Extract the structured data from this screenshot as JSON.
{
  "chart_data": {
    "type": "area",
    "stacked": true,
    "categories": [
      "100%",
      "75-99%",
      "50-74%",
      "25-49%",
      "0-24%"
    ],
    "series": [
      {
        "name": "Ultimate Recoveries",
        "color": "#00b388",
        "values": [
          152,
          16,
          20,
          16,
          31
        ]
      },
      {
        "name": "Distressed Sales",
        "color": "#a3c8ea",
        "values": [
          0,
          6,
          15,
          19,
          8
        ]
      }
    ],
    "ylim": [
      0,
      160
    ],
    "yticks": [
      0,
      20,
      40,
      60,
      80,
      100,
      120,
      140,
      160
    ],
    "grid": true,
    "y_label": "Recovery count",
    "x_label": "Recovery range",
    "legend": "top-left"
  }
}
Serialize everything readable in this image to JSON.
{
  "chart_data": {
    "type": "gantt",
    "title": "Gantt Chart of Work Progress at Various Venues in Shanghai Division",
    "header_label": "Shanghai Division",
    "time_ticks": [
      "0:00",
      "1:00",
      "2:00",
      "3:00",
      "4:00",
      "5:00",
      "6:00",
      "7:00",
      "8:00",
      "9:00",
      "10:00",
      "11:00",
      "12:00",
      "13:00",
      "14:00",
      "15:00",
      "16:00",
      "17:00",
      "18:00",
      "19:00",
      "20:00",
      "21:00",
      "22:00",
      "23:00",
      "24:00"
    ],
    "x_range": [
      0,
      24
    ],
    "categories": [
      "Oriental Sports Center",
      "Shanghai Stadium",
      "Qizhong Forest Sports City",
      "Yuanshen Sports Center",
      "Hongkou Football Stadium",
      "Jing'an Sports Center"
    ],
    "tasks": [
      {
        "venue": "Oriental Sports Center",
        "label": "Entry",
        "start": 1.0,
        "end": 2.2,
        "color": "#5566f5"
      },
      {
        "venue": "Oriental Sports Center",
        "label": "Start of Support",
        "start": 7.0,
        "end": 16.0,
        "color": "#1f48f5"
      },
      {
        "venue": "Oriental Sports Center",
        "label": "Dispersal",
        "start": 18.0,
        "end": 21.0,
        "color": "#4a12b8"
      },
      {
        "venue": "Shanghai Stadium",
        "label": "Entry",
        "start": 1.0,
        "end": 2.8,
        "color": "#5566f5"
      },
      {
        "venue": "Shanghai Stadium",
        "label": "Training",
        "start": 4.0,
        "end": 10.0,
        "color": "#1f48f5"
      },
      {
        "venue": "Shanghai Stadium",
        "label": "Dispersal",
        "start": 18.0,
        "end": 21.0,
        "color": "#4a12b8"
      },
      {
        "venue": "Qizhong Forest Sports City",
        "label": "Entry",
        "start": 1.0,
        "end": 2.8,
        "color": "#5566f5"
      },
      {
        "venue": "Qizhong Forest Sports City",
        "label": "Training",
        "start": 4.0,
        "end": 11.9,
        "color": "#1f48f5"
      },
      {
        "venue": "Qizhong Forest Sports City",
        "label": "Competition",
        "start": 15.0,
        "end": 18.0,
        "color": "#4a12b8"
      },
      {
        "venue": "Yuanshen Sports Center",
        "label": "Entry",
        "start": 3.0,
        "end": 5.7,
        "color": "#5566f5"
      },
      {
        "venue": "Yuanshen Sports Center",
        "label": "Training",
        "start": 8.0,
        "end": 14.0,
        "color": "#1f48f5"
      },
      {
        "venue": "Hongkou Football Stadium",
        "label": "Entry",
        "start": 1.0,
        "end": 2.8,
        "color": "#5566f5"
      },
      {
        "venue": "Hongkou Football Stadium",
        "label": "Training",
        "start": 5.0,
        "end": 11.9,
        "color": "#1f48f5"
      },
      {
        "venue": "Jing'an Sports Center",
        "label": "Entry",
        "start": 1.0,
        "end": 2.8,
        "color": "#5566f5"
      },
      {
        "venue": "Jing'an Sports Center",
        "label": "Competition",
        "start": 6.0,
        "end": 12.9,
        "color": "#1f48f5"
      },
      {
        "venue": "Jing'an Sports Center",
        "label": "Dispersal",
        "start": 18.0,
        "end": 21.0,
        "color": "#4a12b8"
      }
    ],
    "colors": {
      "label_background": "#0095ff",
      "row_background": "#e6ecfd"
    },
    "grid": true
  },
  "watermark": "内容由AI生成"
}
•••
◆ What needs to be done
Within the listing above, copy each line that has the string "Recovery".

◆ Solution to this problem
    "y_label": "Recovery count",
    "x_label": "Recovery range",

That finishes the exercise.